- _Exercise_
Your task is to count the lines of the entries below that include the word "have" and to give only the resulting number.

Dataset records
** Start **

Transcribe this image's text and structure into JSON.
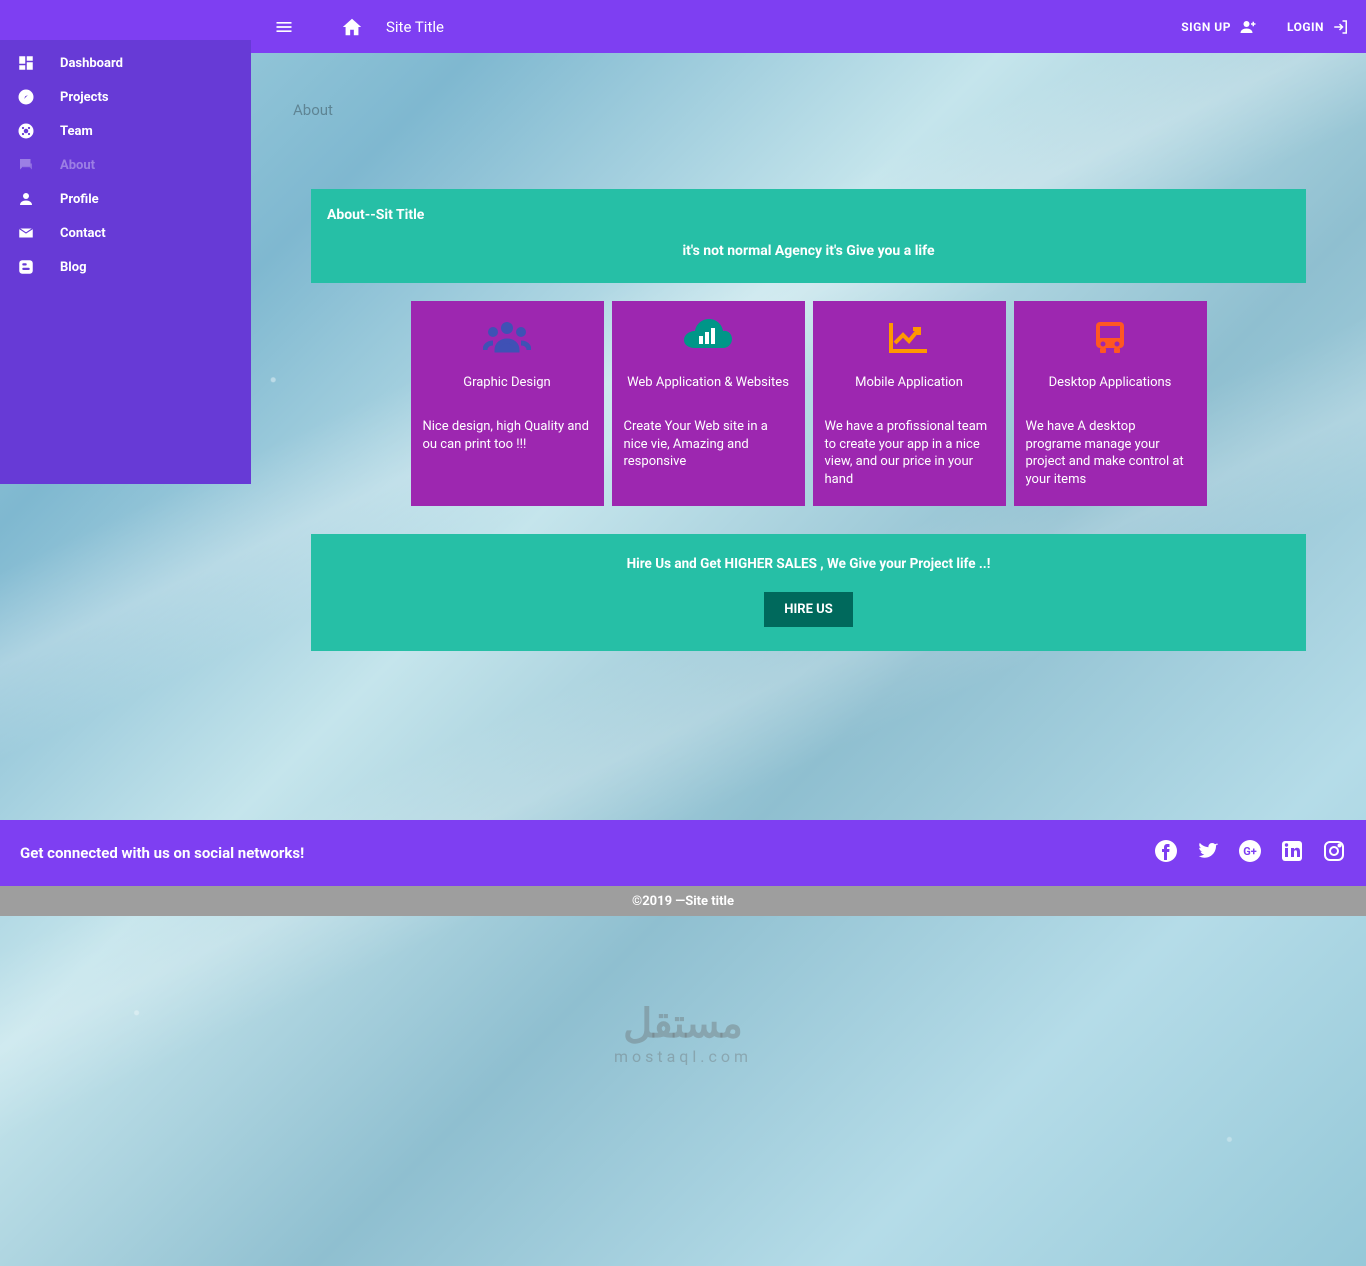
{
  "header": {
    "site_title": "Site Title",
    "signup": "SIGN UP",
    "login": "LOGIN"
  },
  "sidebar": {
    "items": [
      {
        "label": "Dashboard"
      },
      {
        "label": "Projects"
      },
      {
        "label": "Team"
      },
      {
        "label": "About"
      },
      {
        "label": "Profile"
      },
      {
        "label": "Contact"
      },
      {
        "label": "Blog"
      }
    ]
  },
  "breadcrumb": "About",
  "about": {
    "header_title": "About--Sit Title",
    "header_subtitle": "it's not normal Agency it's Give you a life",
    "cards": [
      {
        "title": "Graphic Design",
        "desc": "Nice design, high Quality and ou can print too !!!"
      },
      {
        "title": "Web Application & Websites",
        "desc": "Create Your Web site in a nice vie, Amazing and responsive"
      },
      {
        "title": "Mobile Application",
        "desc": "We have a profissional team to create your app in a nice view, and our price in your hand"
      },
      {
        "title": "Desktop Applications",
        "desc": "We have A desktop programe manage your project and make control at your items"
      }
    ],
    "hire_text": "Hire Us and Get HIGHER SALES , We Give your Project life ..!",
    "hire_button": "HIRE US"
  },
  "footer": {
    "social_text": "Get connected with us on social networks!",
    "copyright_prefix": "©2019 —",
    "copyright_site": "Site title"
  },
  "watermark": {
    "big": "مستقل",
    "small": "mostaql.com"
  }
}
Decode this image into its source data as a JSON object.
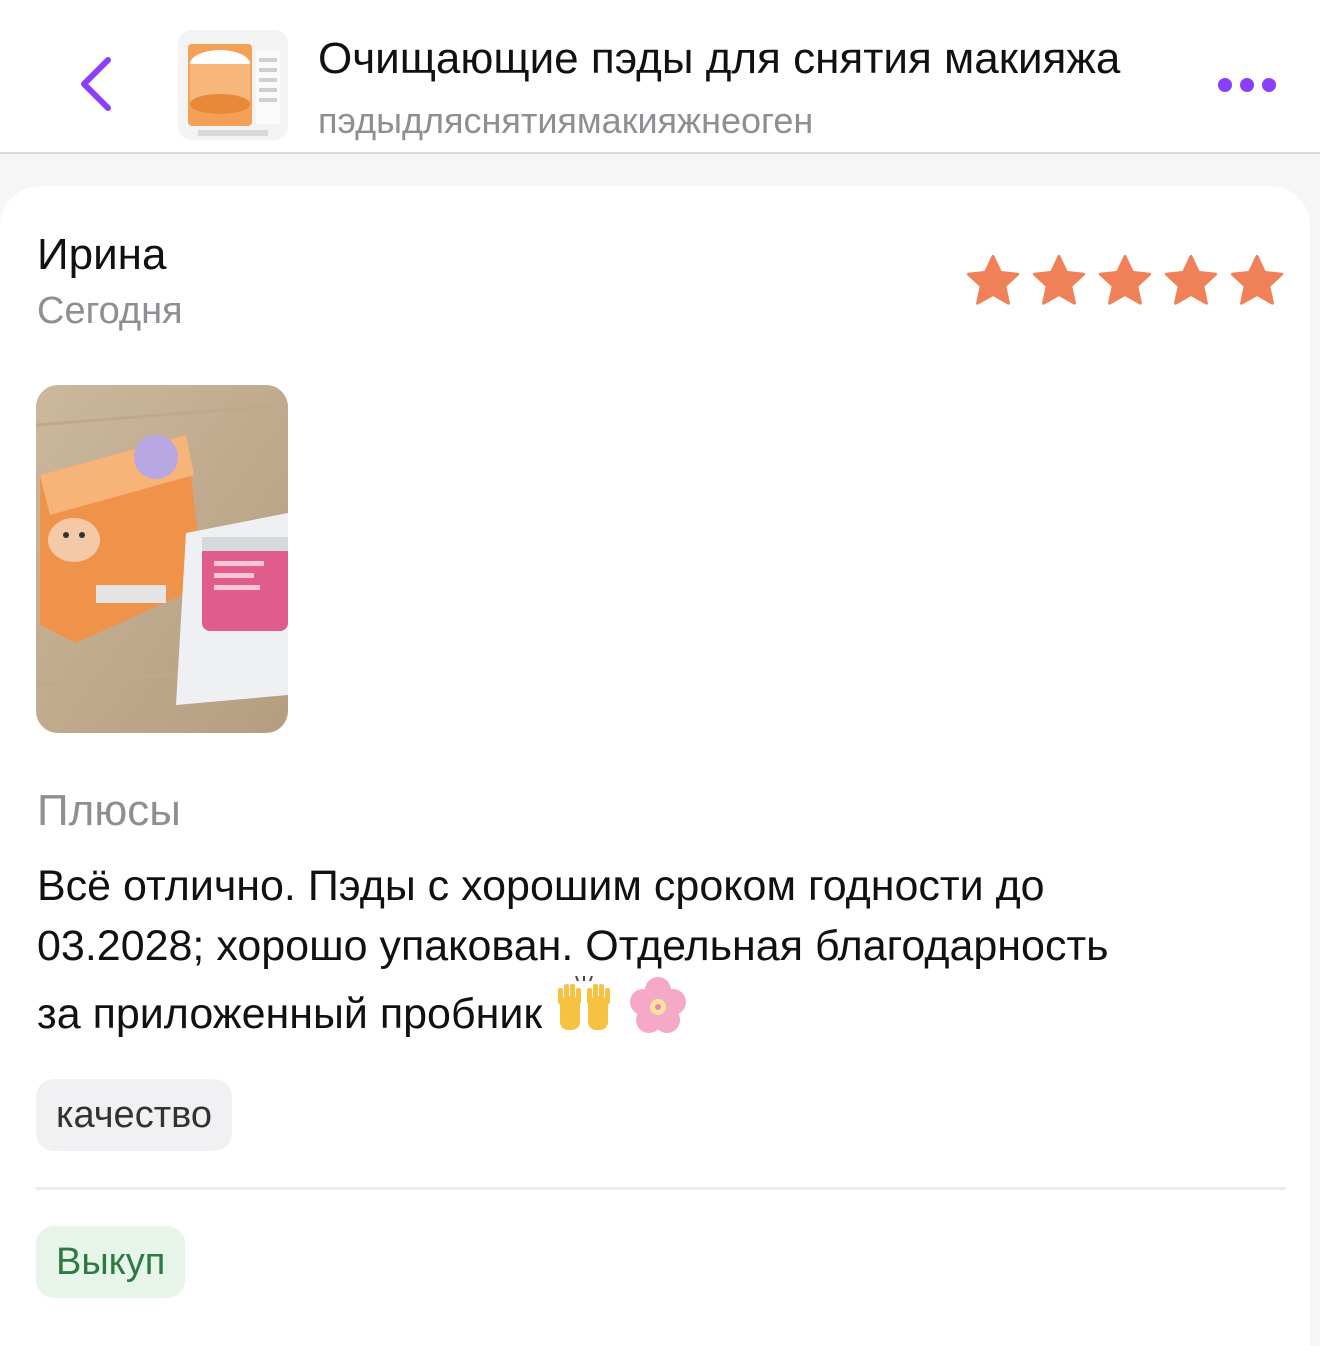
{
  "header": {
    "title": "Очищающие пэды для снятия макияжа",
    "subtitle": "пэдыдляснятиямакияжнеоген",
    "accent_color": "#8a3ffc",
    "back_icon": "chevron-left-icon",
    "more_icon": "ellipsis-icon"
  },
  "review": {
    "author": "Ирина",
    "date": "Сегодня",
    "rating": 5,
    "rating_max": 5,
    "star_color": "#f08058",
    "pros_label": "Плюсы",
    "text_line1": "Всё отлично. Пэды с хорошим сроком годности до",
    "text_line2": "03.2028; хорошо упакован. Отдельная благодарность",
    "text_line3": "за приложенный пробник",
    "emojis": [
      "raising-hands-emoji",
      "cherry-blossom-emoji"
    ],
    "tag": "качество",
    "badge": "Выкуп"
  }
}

** End **

- _Answer below_
2